Working data start

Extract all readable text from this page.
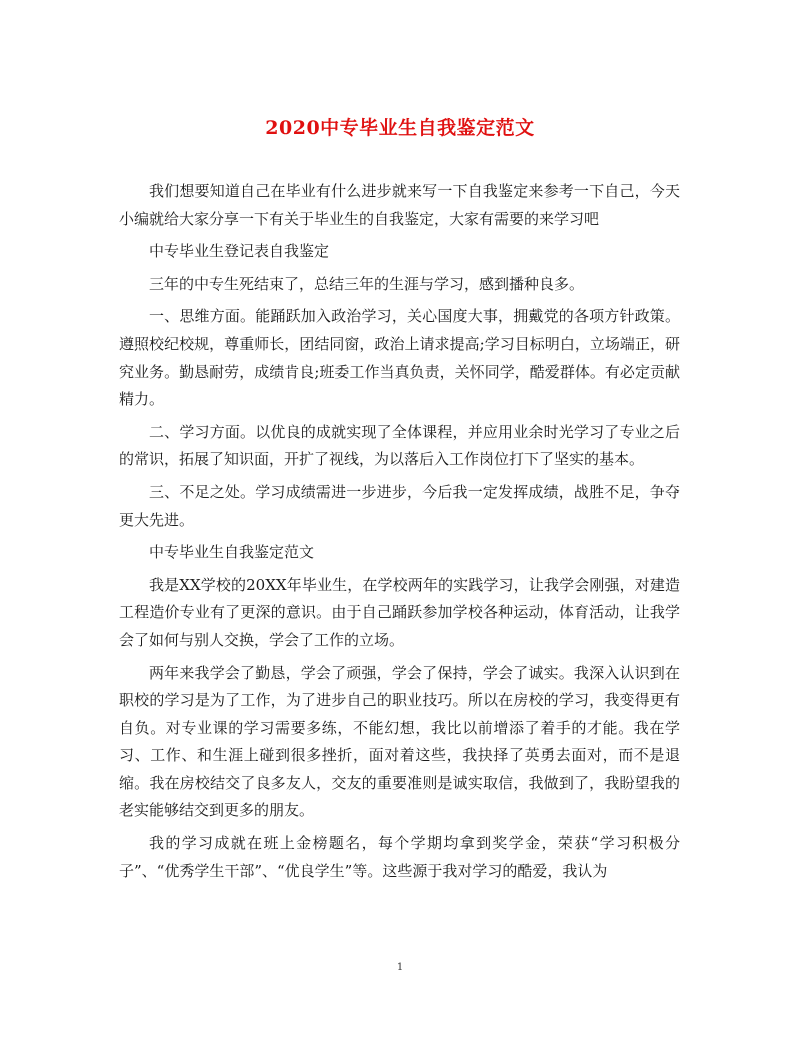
2020中专毕业生自我鉴定范文

我们想要知道自己在毕业有什么进步就来写一下自我鉴定来参考一下自己，今天小编就给大家分享一下有关于毕业生的自我鉴定，大家有需要的来学习吧

中专毕业生登记表自我鉴定

三年的中专生死结束了，总结三年的生涯与学习，感到播种良多。

一、思维方面。能踊跃加入政治学习，关心国度大事，拥戴党的各项方针政策。遵照校纪校规，尊重师长，团结同窗，政治上请求提高;学习目标明白，立场端正，研究业务。勤恳耐劳，成绩肯良;班委工作当真负责，关怀同学，酷爱群体。有必定贡献精力。

二、学习方面。以优良的成就实现了全体课程，并应用业余时光学习了专业之后的常识，拓展了知识面，开扩了视线，为以落后入工作岗位打下了坚实的基本。

三、不足之处。学习成绩需进一步进步，今后我一定发挥成绩，战胜不足，争夺更大先进。

中专毕业生自我鉴定范文

我是XX学校的20XX年毕业生，在学校两年的实践学习，让我学会刚强，对建造工程造价专业有了更深的意识。由于自己踊跃参加学校各种运动，体育活动，让我学会了如何与别人交换，学会了工作的立场。

两年来我学会了勤恳，学会了顽强，学会了保持，学会了诚实。我深入认识到在职校的学习是为了工作，为了进步自己的职业技巧。所以在房校的学习，我变得更有自负。对专业课的学习需要多练，不能幻想，我比以前增添了着手的才能。我在学习、工作、和生涯上碰到很多挫折，面对着这些，我抉择了英勇去面对，而不是退缩。我在房校结交了良多友人，交友的重要准则是诚实取信，我做到了，我盼望我的老实能够结交到更多的朋友。

我的学习成就在班上金榜题名，每个学期均拿到奖学金，荣获“学习积极分子”、“优秀学生干部”、“优良学生”等。这些源于我对学习的酷爱，我认为

1
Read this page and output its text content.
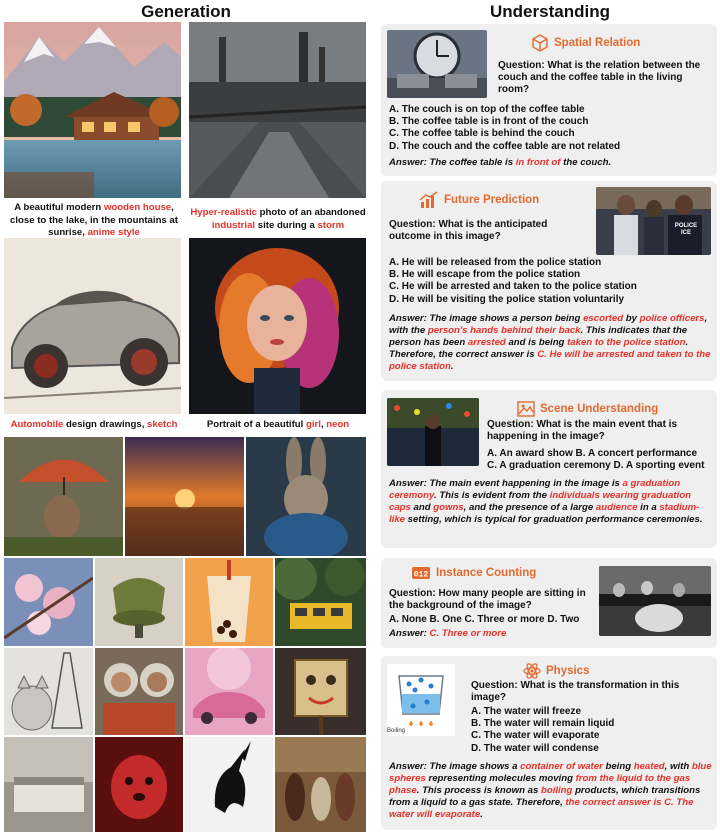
Generation	Understanding
A beautiful modern wooden house, close to the lake, in the mountains at sunrise, anime style
Hyper-realistic photo of an abandoned industrial site during a storm
Automobile design drawings, sketch	Portrait of a beautiful girl, neon
Spatial Relation
Question: What is the relation between the couch and the coffee table in the living room?
A. The couch is on top of the coffee table
B. The coffee table is in front of the couch
C. The coffee table is behind the couch
D. The couch and the coffee table are not related
Answer: The coffee table is in front of the couch.
Future Prediction
POLICE ICE
Question: What is the anticipated outcome in this image?
A. He will be released from the police station
B. He will escape from the police station
C. He will be arrested and taken to the police station
D. He will be visiting the police station voluntarily
Answer: The image shows a person being escorted by police officers, with the person's hands behind their back. This indicates that the person has been arrested and is being taken to the police station. Therefore, the correct answer is C. He will be arrested and taken to the police station.
Scene Understanding
Question: What is the main event that is happening in the image?
A. An award show B. A concert performance
C. A graduation ceremony D. A sporting event
Answer: The main event happening in the image is a graduation ceremony. This is evident from the individuals wearing graduation caps and gowns, and the presence of a large audience in a stadium-like setting, which is typical for graduation performance ceremonies.
012 Instance Counting
Question: How many people are sitting in the background of the image?
A. None B. One C. Three or more D. Two
Answer: C. Three or more
Boiling
Physics
Question: What is the transformation in this image?
A. The water will freeze
B. The water will remain liquid
C. The water will evaporate
D. The water will condense
Answer: The image shows a container of water being heated, with blue spheres representing molecules moving from the liquid to the gas phase. This process is known as boiling products, which transitions from a liquid to a gas state. Therefore, the correct answer is C. The water will evaporate.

Working data end

## Instructions to follow
Exact duplication of all the records is required; pictures are omitted from the copy.

## Exercise answer
Extract all readable text from this page.
2020中专毕业生自我鉴定范文

我们想要知道自己在毕业有什么进步就来写一下自我鉴定来参考一下自己，今天小编就给大家分享一下有关于毕业生的自我鉴定，大家有需要的来学习吧

中专毕业生登记表自我鉴定

三年的中专生死结束了，总结三年的生涯与学习，感到播种良多。

一、思维方面。能踊跃加入政治学习，关心国度大事，拥戴党的各项方针政策。遵照校纪校规，尊重师长，团结同窗，政治上请求提高;学习目标明白，立场端正，研究业务。勤恳耐劳，成绩肯良;班委工作当真负责，关怀同学，酷爱群体。有必定贡献精力。

二、学习方面。以优良的成就实现了全体课程，并应用业余时光学习了专业之后的常识，拓展了知识面，开扩了视线，为以落后入工作岗位打下了坚实的基本。

三、不足之处。学习成绩需进一步进步，今后我一定发挥成绩，战胜不足，争夺更大先进。

中专毕业生自我鉴定范文

我是XX学校的20XX年毕业生，在学校两年的实践学习，让我学会刚强，对建造工程造价专业有了更深的意识。由于自己踊跃参加学校各种运动，体育活动，让我学会了如何与别人交换，学会了工作的立场。

两年来我学会了勤恳，学会了顽强，学会了保持，学会了诚实。我深入认识到在职校的学习是为了工作，为了进步自己的职业技巧。所以在房校的学习，我变得更有自负。对专业课的学习需要多练，不能幻想，我比以前增添了着手的才能。我在学习、工作、和生涯上碰到很多挫折，面对着这些，我抉择了英勇去面对，而不是退缩。我在房校结交了良多友人，交友的重要准则是诚实取信，我做到了，我盼望我的老实能够结交到更多的朋友。

我的学习成就在班上金榜题名，每个学期均拿到奖学金，荣获“学习积极分子”、“优秀学生干部”、“优良学生”等。这些源于我对学习的酷爱，我认为

1
Read this page and output its text content.
Generation	Understanding
A beautiful modern wooden house, close to the lake, in the mountains at sunrise, anime style
Hyper-realistic photo of an abandoned industrial site during a storm
Automobile design drawings, sketch	Portrait of a beautiful girl, neon
Spatial Relation
Question: What is the relation between the couch and the coffee table in the living room?
A. The couch is on top of the coffee table
B. The coffee table is in front of the couch
C. The coffee table is behind the couch
D. The couch and the coffee table are not related
Answer: The coffee table is in front of the couch.
Future Prediction
POLICE ICE
Question: What is the anticipated outcome in this image?
A. He will be released from the police station
B. He will escape from the police station
C. He will be arrested and taken to the police station
D. He will be visiting the police station voluntarily
Answer: The image shows a person being escorted by police officers, with the person's hands behind their back. This indicates that the person has been arrested and is being taken to the police station. Therefore, the correct answer is C. He will be arrested and taken to the police station.
Scene Understanding
Question: What is the main event that is happening in the image?
A. An award show B. A concert performance
C. A graduation ceremony D. A sporting event
Answer: The main event happening in the image is a graduation ceremony. This is evident from the individuals wearing graduation caps and gowns, and the presence of a large audience in a stadium-like setting, which is typical for graduation performance ceremonies.
012 Instance Counting
Question: How many people are sitting in the background of the image?
A. None B. One C. Three or more D. Two
Answer: C. Three or more
Boiling
Physics
Question: What is the transformation in this image?
A. The water will freeze
B. The water will remain liquid
C. The water will evaporate
D. The water will condense
Answer: The image shows a container of water being heated, with blue spheres representing molecules moving from the liquid to the gas phase. This process is known as boiling products, which transitions from a liquid to a gas state. Therefore, the correct answer is C. The water will evaporate.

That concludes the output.